AIM OF THE TASK:
Find and copy every line in the records that includes the string "text".

== RAW RECORDS ==

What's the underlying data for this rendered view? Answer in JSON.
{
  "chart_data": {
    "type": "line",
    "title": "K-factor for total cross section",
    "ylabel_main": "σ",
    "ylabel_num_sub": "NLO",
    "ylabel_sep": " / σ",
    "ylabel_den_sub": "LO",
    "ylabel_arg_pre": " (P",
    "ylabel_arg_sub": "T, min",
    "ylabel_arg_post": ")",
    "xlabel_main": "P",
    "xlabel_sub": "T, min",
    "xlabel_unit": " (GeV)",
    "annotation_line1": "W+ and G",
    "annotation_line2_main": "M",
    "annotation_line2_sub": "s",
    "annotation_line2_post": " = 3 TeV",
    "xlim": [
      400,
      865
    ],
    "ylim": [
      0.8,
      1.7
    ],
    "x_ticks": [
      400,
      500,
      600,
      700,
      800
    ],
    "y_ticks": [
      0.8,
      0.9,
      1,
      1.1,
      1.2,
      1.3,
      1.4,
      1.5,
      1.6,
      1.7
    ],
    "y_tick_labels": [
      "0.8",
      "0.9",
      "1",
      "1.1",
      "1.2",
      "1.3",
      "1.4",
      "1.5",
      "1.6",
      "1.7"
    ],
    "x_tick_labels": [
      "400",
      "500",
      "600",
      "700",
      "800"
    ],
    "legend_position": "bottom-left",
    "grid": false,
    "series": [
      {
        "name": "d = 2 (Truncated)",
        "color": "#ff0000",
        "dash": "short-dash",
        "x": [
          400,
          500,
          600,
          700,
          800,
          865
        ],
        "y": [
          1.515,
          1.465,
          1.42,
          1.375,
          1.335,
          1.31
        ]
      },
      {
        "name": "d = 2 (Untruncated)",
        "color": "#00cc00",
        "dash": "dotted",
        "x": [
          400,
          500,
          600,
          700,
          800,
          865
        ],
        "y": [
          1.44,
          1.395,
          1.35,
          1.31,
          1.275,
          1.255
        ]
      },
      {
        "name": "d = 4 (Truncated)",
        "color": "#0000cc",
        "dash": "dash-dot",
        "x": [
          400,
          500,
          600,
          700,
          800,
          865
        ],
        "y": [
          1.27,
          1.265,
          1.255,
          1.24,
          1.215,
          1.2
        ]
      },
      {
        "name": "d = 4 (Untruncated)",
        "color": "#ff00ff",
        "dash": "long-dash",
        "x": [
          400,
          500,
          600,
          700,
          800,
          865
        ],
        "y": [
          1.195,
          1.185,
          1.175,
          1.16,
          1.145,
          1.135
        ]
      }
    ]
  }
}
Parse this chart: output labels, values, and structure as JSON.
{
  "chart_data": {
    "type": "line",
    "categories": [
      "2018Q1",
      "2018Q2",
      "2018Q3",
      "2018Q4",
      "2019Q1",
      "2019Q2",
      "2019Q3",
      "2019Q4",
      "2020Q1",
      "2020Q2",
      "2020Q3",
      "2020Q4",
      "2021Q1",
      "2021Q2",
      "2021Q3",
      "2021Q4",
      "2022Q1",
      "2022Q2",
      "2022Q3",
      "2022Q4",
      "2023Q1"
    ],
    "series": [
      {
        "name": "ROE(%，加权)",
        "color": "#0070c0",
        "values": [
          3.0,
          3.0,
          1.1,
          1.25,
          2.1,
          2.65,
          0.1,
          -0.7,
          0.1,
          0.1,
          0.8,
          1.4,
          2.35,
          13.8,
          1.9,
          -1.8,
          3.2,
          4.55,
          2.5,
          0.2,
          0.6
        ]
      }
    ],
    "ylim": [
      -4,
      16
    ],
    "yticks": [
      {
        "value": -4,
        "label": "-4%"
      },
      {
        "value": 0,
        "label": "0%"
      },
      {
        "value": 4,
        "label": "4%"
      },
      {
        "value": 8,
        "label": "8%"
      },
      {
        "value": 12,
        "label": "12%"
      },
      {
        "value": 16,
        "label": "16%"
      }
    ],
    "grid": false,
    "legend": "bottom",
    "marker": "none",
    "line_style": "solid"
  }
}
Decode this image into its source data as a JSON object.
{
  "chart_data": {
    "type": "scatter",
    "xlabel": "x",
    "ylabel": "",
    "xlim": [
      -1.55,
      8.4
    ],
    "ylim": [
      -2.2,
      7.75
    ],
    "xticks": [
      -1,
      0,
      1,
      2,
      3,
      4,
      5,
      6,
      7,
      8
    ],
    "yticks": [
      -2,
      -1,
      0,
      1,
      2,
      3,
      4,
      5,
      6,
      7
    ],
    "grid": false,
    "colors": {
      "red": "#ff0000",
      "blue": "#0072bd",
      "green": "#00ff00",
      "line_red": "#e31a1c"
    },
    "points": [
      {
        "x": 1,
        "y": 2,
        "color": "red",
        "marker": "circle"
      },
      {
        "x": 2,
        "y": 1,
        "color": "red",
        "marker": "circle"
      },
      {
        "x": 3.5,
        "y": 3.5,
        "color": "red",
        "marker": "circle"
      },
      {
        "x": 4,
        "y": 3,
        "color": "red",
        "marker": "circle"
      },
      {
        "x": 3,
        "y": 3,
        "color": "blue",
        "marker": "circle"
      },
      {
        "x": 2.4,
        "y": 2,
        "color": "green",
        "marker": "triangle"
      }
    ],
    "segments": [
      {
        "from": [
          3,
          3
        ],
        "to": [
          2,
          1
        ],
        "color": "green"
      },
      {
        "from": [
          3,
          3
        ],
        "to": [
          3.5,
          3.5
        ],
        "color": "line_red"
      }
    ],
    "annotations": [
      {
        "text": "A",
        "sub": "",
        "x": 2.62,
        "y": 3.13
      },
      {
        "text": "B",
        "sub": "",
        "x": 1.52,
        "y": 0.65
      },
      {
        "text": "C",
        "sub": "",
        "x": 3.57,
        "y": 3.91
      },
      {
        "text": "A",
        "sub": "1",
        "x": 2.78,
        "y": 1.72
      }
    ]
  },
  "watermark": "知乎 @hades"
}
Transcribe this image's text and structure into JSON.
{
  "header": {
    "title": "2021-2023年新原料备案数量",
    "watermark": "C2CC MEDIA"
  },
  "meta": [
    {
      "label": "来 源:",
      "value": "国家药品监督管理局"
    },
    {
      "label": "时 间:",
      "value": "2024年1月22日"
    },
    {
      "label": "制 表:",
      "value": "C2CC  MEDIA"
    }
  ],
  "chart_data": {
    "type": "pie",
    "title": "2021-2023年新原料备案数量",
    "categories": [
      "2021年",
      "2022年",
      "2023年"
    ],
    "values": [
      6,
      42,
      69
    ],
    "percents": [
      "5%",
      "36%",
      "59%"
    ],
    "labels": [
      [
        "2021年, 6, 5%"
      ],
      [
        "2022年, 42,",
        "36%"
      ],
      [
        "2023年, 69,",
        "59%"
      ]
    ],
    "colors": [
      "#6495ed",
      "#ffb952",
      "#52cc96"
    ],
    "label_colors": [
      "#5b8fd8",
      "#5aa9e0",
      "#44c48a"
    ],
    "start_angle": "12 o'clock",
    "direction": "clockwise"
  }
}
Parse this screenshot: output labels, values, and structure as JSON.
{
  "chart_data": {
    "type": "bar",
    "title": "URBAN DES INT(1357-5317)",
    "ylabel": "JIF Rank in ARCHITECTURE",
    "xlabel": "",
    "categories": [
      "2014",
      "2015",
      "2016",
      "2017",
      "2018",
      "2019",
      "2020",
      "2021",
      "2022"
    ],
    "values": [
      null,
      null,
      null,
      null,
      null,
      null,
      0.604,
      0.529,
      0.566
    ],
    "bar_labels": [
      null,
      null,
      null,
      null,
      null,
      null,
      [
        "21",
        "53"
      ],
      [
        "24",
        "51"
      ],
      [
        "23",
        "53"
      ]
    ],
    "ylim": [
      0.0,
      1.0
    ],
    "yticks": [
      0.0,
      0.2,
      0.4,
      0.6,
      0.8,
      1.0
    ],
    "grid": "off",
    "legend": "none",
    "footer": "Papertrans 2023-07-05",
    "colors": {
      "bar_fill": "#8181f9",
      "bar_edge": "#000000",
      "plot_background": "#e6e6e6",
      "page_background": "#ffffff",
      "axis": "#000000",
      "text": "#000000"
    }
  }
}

===

ANSWER FOR THE TASK:
        "text": "A",
        "text": "B",
        "text": "C",
        "text": "A",
Transcribe this image's text and structure into JSON.
      "text": "#000000"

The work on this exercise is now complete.